> **Aim**
Omit all pictures, then retype the data exactly as given.

*** Data to process

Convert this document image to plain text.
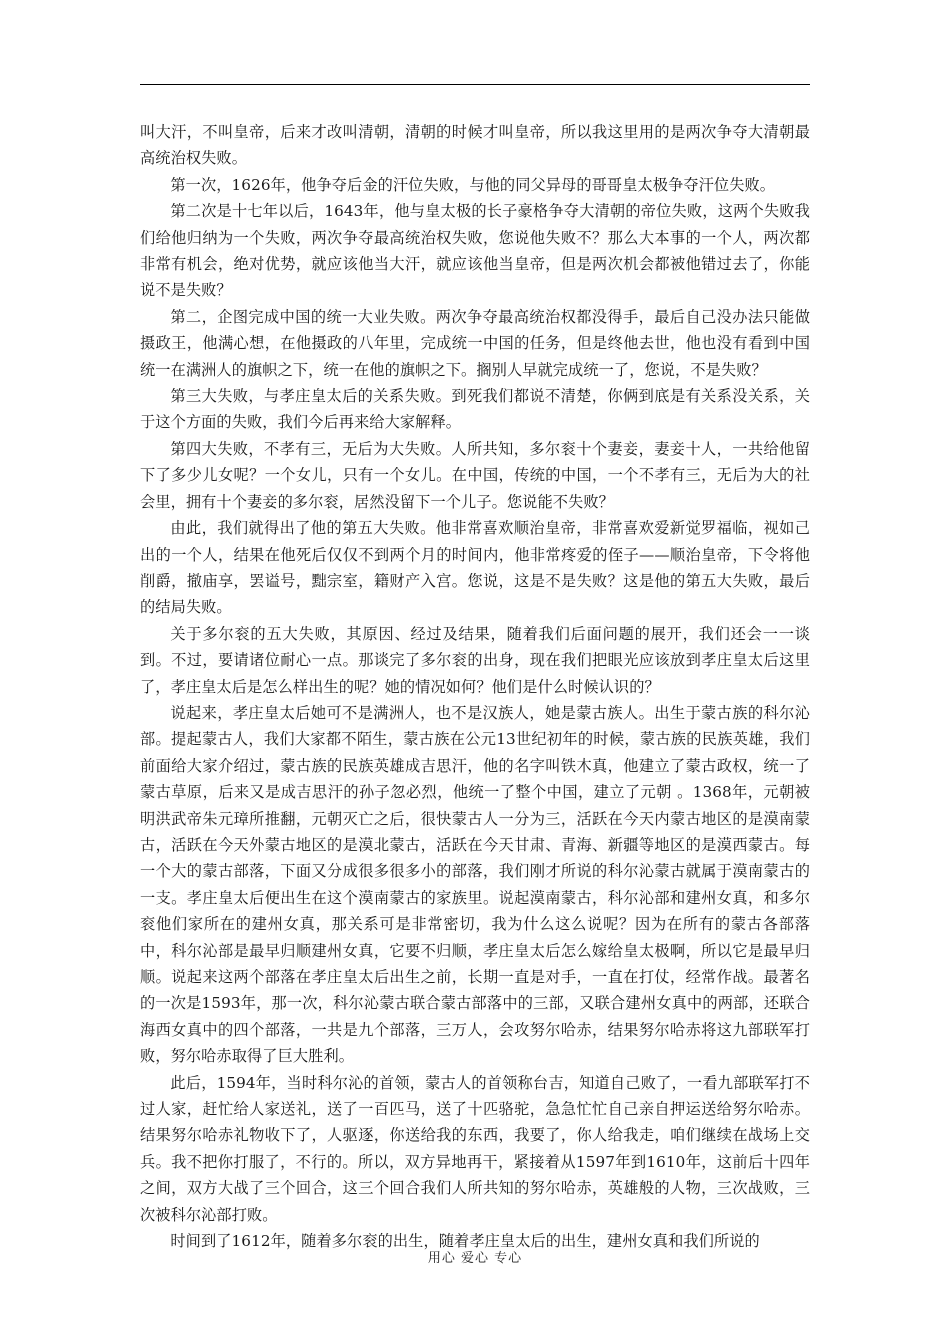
叫大汗，不叫皇帝，后来才改叫清朝，清朝的时候才叫皇帝，所以我这里用的是两次争夺大清朝最高统治权失败。

第一次，1626年，他争夺后金的汗位失败，与他的同父异母的哥哥皇太极争夺汗位失败。

第二次是十七年以后，1643年，他与皇太极的长子豪格争夺大清朝的帝位失败，这两个失败我们给他归纳为一个失败，两次争夺最高统治权失败，您说他失败不？那么大本事的一个人，两次都非常有机会，绝对优势，就应该他当大汗，就应该他当皇帝，但是两次机会都被他错过去了，你能说不是失败？

第二，企图完成中国的统一大业失败。两次争夺最高统治权都没得手，最后自己没办法只能做摄政王，他满心想，在他摄政的八年里，完成统一中国的任务，但是终他去世，他也没有看到中国统一在满洲人的旗帜之下，统一在他的旗帜之下。搁别人早就完成统一了，您说，不是失败？

第三大失败，与孝庄皇太后的关系失败。到死我们都说不清楚，你俩到底是有关系没关系，关于这个方面的失败，我们今后再来给大家解释。

第四大失败，不孝有三，无后为大失败。人所共知，多尔衮十个妻妾，妻妾十人，一共给他留下了多少儿女呢？一个女儿，只有一个女儿。在中国，传统的中国，一个不孝有三，无后为大的社会里，拥有十个妻妾的多尔衮，居然没留下一个儿子。您说能不失败？

由此，我们就得出了他的第五大失败。他非常喜欢顺治皇帝，非常喜欢爱新觉罗福临，视如己出的一个人，结果在他死后仅仅不到两个月的时间内，他非常疼爱的侄子——顺治皇帝，下令将他削爵，撤庙享，罢谥号，黜宗室，籍财产入宫。您说，这是不是失败？这是他的第五大失败，最后的结局失败。

关于多尔衮的五大失败，其原因、经过及结果，随着我们后面问题的展开，我们还会一一谈到。不过，要请诸位耐心一点。那谈完了多尔衮的出身，现在我们把眼光应该放到孝庄皇太后这里了，孝庄皇太后是怎么样出生的呢？她的情况如何？他们是什么时候认识的？

说起来，孝庄皇太后她可不是满洲人，也不是汉族人，她是蒙古族人。出生于蒙古族的科尔沁部。提起蒙古人，我们大家都不陌生，蒙古族在公元13世纪初年的时候，蒙古族的民族英雄，我们前面给大家介绍过，蒙古族的民族英雄成吉思汗，他的名字叫铁木真，他建立了蒙古政权，统一了蒙古草原，后来又是成吉思汗的孙子忽必烈，他统一了整个中国，建立了元朝 。1368年，元朝被明洪武帝朱元璋所推翻，元朝灭亡之后，很快蒙古人一分为三，活跃在今天内蒙古地区的是漠南蒙古，活跃在今天外蒙古地区的是漠北蒙古，活跃在今天甘肃、青海、新疆等地区的是漠西蒙古。每一个大的蒙古部落，下面又分成很多很多小的部落，我们刚才所说的科尔沁蒙古就属于漠南蒙古的一支。孝庄皇太后便出生在这个漠南蒙古的家族里。说起漠南蒙古，科尔沁部和建州女真，和多尔衮他们家所在的建州女真，那关系可是非常密切，我为什么这么说呢？因为在所有的蒙古各部落中，科尔沁部是最早归顺建州女真，它要不归顺，孝庄皇太后怎么嫁给皇太极啊，所以它是最早归顺。说起来这两个部落在孝庄皇太后出生之前，长期一直是对手，一直在打仗，经常作战。最著名的一次是1593年，那一次，科尔沁蒙古联合蒙古部落中的三部，又联合建州女真中的两部，还联合海西女真中的四个部落，一共是九个部落，三万人，会攻努尔哈赤，结果努尔哈赤将这九部联军打败，努尔哈赤取得了巨大胜利。

此后，1594年，当时科尔沁的首领，蒙古人的首领称台吉，知道自己败了，一看九部联军打不过人家，赶忙给人家送礼，送了一百匹马，送了十匹骆驼，急急忙忙自己亲自押运送给努尔哈赤。结果努尔哈赤礼物收下了，人驱逐，你送给我的东西，我要了，你人给我走，咱们继续在战场上交兵。我不把你打服了，不行的。所以，双方异地再干，紧接着从1597年到1610年，这前后十四年之间，双方大战了三个回合，这三个回合我们人所共知的努尔哈赤，英雄般的人物，三次战败，三次被科尔沁部打败。

时间到了1612年，随着多尔衮的出生，随着孝庄皇太后的出生，建州女真和我们所说的

用心 爱心 专心
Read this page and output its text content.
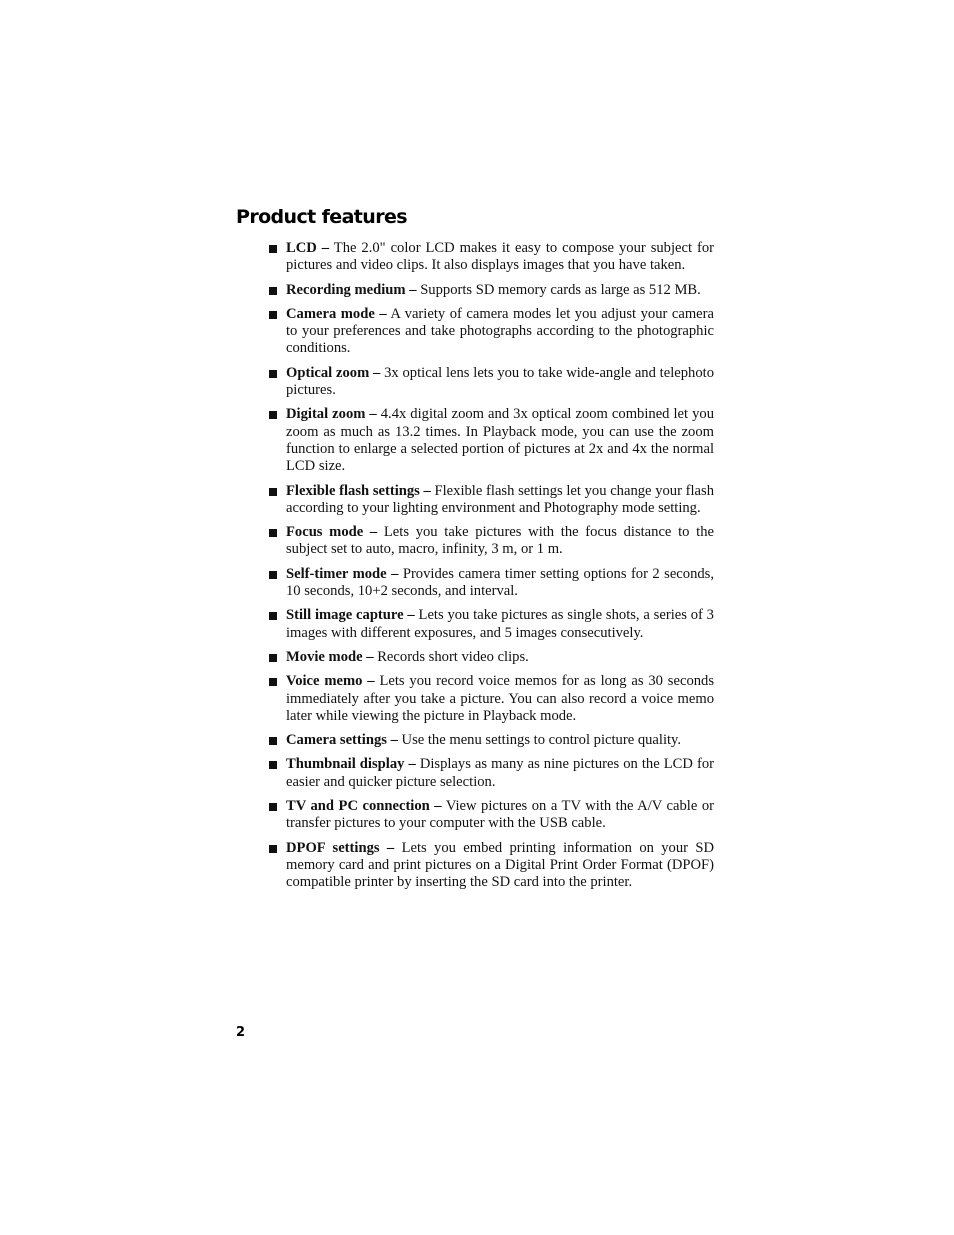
Product features
LCD – The 2.0" color LCD makes it easy to compose your subject for pictures and video clips. It also displays images that you have taken.
Recording medium – Supports SD memory cards as large as 512 MB.
Camera mode – A variety of camera modes let you adjust your camera to your preferences and take photographs according to the photographic conditions.
Optical zoom – 3x optical lens lets you to take wide-angle and telephoto pictures.
Digital zoom – 4.4x digital zoom and 3x optical zoom combined let you zoom as much as 13.2 times. In Playback mode, you can use the zoom function to enlarge a selected portion of pictures at 2x and 4x the normal LCD size.
Flexible flash settings – Flexible flash settings let you change your flash according to your lighting environment and Photography mode setting.
Focus mode – Lets you take pictures with the focus distance to the subject set to auto, macro, infinity, 3 m, or 1 m.
Self-timer mode – Provides camera timer setting options for 2 seconds, 10 seconds, 10+2 seconds, and interval.
Still image capture – Lets you take pictures as single shots, a series of 3 images with different exposures, and 5 images consecutively.
Movie mode – Records short video clips.
Voice memo – Lets you record voice memos for as long as 30 seconds immediately after you take a picture. You can also record a voice memo later while viewing the picture in Playback mode.
Camera settings – Use the menu settings to control picture quality.
Thumbnail display – Displays as many as nine pictures on the LCD for easier and quicker picture selection.
TV and PC connection – View pictures on a TV with the A/V cable or transfer pictures to your computer with the USB cable.
DPOF settings – Lets you embed printing information on your SD memory card and print pictures on a Digital Print Order Format (DPOF) compatible printer by inserting the SD card into the printer.
2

******

> **Exercise solution**
Convert this document image to plain text.
叫大汗，不叫皇帝，后来才改叫清朝，清朝的时候才叫皇帝，所以我这里用的是两次争夺大清朝最高统治权失败。

第一次，1626年，他争夺后金的汗位失败，与他的同父异母的哥哥皇太极争夺汗位失败。

第二次是十七年以后，1643年，他与皇太极的长子豪格争夺大清朝的帝位失败，这两个失败我们给他归纳为一个失败，两次争夺最高统治权失败，您说他失败不？那么大本事的一个人，两次都非常有机会，绝对优势，就应该他当大汗，就应该他当皇帝，但是两次机会都被他错过去了，你能说不是失败？

第二，企图完成中国的统一大业失败。两次争夺最高统治权都没得手，最后自己没办法只能做摄政王，他满心想，在他摄政的八年里，完成统一中国的任务，但是终他去世，他也没有看到中国统一在满洲人的旗帜之下，统一在他的旗帜之下。搁别人早就完成统一了，您说，不是失败？

第三大失败，与孝庄皇太后的关系失败。到死我们都说不清楚，你俩到底是有关系没关系，关于这个方面的失败，我们今后再来给大家解释。

第四大失败，不孝有三，无后为大失败。人所共知，多尔衮十个妻妾，妻妾十人，一共给他留下了多少儿女呢？一个女儿，只有一个女儿。在中国，传统的中国，一个不孝有三，无后为大的社会里，拥有十个妻妾的多尔衮，居然没留下一个儿子。您说能不失败？

由此，我们就得出了他的第五大失败。他非常喜欢顺治皇帝，非常喜欢爱新觉罗福临，视如己出的一个人，结果在他死后仅仅不到两个月的时间内，他非常疼爱的侄子——顺治皇帝，下令将他削爵，撤庙享，罢谥号，黜宗室，籍财产入宫。您说，这是不是失败？这是他的第五大失败，最后的结局失败。

关于多尔衮的五大失败，其原因、经过及结果，随着我们后面问题的展开，我们还会一一谈到。不过，要请诸位耐心一点。那谈完了多尔衮的出身，现在我们把眼光应该放到孝庄皇太后这里了，孝庄皇太后是怎么样出生的呢？她的情况如何？他们是什么时候认识的？

说起来，孝庄皇太后她可不是满洲人，也不是汉族人，她是蒙古族人。出生于蒙古族的科尔沁部。提起蒙古人，我们大家都不陌生，蒙古族在公元13世纪初年的时候，蒙古族的民族英雄，我们前面给大家介绍过，蒙古族的民族英雄成吉思汗，他的名字叫铁木真，他建立了蒙古政权，统一了蒙古草原，后来又是成吉思汗的孙子忽必烈，他统一了整个中国，建立了元朝 。1368年，元朝被明洪武帝朱元璋所推翻，元朝灭亡之后，很快蒙古人一分为三，活跃在今天内蒙古地区的是漠南蒙古，活跃在今天外蒙古地区的是漠北蒙古，活跃在今天甘肃、青海、新疆等地区的是漠西蒙古。每一个大的蒙古部落，下面又分成很多很多小的部落，我们刚才所说的科尔沁蒙古就属于漠南蒙古的一支。孝庄皇太后便出生在这个漠南蒙古的家族里。说起漠南蒙古，科尔沁部和建州女真，和多尔衮他们家所在的建州女真，那关系可是非常密切，我为什么这么说呢？因为在所有的蒙古各部落中，科尔沁部是最早归顺建州女真，它要不归顺，孝庄皇太后怎么嫁给皇太极啊，所以它是最早归顺。说起来这两个部落在孝庄皇太后出生之前，长期一直是对手，一直在打仗，经常作战。最著名的一次是1593年，那一次，科尔沁蒙古联合蒙古部落中的三部，又联合建州女真中的两部，还联合海西女真中的四个部落，一共是九个部落，三万人，会攻努尔哈赤，结果努尔哈赤将这九部联军打败，努尔哈赤取得了巨大胜利。

此后，1594年，当时科尔沁的首领，蒙古人的首领称台吉，知道自己败了，一看九部联军打不过人家，赶忙给人家送礼，送了一百匹马，送了十匹骆驼，急急忙忙自己亲自押运送给努尔哈赤。结果努尔哈赤礼物收下了，人驱逐，你送给我的东西，我要了，你人给我走，咱们继续在战场上交兵。我不把你打服了，不行的。所以，双方异地再干，紧接着从1597年到1610年，这前后十四年之间，双方大战了三个回合，这三个回合我们人所共知的努尔哈赤，英雄般的人物，三次战败，三次被科尔沁部打败。

时间到了1612年，随着多尔衮的出生，随着孝庄皇太后的出生，建州女真和我们所说的

用心 爱心 专心
Read this page and output its text content.
Product features
LCD – The 2.0" color LCD makes it easy to compose your subject for pictures and video clips. It also displays images that you have taken.
Recording medium – Supports SD memory cards as large as 512 MB.
Camera mode – A variety of camera modes let you adjust your camera to your preferences and take photographs according to the photographic conditions.
Optical zoom – 3x optical lens lets you to take wide-angle and telephoto pictures.
Digital zoom – 4.4x digital zoom and 3x optical zoom combined let you zoom as much as 13.2 times. In Playback mode, you can use the zoom function to enlarge a selected portion of pictures at 2x and 4x the normal LCD size.
Flexible flash settings – Flexible flash settings let you change your flash according to your lighting environment and Photography mode setting.
Focus mode – Lets you take pictures with the focus distance to the subject set to auto, macro, infinity, 3 m, or 1 m.
Self-timer mode – Provides camera timer setting options for 2 seconds, 10 seconds, 10+2 seconds, and interval.
Still image capture – Lets you take pictures as single shots, a series of 3 images with different exposures, and 5 images consecutively.
Movie mode – Records short video clips.
Voice memo – Lets you record voice memos for as long as 30 seconds immediately after you take a picture. You can also record a voice memo later while viewing the picture in Playback mode.
Camera settings – Use the menu settings to control picture quality.
Thumbnail display – Displays as many as nine pictures on the LCD for easier and quicker picture selection.
TV and PC connection – View pictures on a TV with the A/V cable or transfer pictures to your computer with the USB cable.
DPOF settings – Lets you embed printing information on your SD memory card and print pictures on a Digital Print Order Format (DPOF) compatible printer by inserting the SD card into the printer.
2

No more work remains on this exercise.